-- Begin DATA PROVIDED --

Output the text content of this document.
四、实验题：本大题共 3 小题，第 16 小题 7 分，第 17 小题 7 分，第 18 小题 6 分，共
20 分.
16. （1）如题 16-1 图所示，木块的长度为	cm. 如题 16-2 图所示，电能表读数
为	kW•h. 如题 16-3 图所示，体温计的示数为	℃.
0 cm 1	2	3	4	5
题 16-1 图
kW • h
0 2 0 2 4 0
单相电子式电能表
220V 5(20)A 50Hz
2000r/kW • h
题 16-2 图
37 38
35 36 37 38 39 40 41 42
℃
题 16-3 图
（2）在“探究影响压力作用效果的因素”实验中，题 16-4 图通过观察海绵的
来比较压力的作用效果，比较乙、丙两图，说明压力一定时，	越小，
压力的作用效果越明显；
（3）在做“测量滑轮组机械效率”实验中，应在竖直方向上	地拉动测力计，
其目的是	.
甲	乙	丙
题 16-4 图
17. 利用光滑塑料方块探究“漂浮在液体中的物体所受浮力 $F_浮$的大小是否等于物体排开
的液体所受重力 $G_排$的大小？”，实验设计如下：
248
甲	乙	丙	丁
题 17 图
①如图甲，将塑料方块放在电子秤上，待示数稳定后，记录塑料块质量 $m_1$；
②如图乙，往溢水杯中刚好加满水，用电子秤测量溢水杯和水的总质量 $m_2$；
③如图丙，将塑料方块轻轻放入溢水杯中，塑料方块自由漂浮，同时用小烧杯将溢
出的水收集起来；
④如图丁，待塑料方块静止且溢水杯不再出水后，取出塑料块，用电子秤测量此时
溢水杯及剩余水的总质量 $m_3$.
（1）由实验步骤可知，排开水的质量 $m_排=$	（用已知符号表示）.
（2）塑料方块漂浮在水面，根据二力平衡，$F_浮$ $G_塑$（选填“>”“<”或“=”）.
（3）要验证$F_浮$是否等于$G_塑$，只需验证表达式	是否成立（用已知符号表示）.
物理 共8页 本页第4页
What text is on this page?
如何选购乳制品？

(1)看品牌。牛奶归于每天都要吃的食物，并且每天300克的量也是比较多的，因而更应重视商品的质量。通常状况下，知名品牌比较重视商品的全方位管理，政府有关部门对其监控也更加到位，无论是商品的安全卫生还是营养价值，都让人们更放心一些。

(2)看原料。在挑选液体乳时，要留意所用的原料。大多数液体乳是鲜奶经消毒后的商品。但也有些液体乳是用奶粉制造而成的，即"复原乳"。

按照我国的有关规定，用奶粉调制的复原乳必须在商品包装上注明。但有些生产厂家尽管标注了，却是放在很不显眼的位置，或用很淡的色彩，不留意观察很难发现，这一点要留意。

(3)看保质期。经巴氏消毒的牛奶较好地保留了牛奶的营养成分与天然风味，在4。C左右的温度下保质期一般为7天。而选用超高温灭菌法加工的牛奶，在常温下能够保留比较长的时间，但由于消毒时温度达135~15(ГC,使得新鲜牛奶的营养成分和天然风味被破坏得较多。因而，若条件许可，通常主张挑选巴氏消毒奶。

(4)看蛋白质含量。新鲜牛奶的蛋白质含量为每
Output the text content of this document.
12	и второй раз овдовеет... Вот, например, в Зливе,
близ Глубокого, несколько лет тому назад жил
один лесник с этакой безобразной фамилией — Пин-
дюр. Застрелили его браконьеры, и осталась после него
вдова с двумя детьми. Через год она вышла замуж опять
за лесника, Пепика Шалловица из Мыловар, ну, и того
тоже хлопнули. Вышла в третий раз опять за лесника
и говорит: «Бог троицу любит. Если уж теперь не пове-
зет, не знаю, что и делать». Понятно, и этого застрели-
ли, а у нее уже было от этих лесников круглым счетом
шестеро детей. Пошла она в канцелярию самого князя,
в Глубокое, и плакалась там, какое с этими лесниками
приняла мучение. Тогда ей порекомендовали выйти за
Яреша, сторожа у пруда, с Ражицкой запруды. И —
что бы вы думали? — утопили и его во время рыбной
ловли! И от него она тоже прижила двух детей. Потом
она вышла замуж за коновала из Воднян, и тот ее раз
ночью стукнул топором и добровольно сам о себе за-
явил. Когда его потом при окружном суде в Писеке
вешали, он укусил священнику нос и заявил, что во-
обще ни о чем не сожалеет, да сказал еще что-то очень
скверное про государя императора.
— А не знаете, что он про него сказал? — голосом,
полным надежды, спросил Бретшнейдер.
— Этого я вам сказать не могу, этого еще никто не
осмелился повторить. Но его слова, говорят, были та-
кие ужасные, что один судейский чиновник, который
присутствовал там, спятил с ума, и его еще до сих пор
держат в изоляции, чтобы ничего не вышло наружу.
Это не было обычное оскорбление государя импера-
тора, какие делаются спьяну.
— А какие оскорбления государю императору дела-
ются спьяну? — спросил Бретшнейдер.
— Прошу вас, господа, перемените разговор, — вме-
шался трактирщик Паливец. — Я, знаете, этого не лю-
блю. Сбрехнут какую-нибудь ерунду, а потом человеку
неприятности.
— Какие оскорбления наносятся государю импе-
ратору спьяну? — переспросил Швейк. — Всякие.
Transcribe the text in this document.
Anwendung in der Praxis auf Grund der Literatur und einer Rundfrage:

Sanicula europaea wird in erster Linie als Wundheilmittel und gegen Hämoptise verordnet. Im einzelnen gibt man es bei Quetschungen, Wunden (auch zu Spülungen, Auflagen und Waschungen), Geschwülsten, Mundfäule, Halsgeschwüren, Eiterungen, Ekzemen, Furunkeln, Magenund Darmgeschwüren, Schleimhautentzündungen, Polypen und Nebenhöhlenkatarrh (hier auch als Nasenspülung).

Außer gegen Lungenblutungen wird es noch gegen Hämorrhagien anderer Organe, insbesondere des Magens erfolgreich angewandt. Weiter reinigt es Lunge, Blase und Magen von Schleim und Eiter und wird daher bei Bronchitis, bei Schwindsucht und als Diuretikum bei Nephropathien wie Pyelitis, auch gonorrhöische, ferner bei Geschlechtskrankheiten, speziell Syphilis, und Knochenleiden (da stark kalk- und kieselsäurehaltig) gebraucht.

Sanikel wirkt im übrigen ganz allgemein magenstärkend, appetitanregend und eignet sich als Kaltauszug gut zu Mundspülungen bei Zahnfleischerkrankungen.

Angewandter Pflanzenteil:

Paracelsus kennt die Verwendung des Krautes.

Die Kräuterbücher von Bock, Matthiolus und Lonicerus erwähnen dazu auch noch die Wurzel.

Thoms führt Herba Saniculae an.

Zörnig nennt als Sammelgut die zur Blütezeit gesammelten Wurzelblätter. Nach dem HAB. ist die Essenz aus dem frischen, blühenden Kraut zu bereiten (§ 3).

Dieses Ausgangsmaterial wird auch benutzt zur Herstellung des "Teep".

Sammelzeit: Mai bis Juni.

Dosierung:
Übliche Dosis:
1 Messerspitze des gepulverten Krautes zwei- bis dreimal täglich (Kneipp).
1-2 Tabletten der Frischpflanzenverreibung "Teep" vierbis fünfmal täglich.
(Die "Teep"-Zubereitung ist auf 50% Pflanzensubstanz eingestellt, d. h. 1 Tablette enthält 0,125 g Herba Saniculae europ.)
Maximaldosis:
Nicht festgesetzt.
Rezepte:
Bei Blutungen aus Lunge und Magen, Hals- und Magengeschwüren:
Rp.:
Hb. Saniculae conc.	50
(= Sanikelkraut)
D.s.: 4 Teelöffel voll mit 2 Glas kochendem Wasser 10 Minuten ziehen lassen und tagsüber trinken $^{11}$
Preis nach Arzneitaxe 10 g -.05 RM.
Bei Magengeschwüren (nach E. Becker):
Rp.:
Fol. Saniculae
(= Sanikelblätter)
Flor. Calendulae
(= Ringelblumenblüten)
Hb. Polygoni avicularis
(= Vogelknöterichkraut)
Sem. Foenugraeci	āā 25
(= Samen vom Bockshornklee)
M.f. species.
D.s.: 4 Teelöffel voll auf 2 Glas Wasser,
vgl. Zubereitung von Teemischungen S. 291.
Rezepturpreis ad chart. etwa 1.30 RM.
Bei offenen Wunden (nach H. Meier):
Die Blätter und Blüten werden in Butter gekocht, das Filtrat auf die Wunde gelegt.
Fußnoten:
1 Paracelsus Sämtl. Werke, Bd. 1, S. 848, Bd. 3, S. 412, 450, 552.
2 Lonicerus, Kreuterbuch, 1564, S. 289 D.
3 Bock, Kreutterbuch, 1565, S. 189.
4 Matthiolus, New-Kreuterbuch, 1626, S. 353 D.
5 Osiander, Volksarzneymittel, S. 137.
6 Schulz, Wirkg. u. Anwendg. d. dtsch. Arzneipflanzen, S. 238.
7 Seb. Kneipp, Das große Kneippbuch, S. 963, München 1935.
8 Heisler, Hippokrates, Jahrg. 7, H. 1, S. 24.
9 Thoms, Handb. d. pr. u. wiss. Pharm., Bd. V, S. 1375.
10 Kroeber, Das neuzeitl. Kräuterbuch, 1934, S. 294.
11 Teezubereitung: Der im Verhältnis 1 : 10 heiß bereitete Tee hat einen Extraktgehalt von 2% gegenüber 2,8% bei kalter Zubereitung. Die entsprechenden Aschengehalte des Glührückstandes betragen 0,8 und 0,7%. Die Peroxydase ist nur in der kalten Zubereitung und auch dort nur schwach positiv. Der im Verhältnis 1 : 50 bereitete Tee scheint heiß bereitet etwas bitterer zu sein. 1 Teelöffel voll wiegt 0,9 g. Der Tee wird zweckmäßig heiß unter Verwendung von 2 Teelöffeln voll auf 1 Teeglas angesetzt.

-- End DATA PROVIDED --

▶ [SHORT PROBLEM] Among the entries above, how many lines hold the string "voll"? Give the number by itself.

▶ [FINAL ANSWER] 3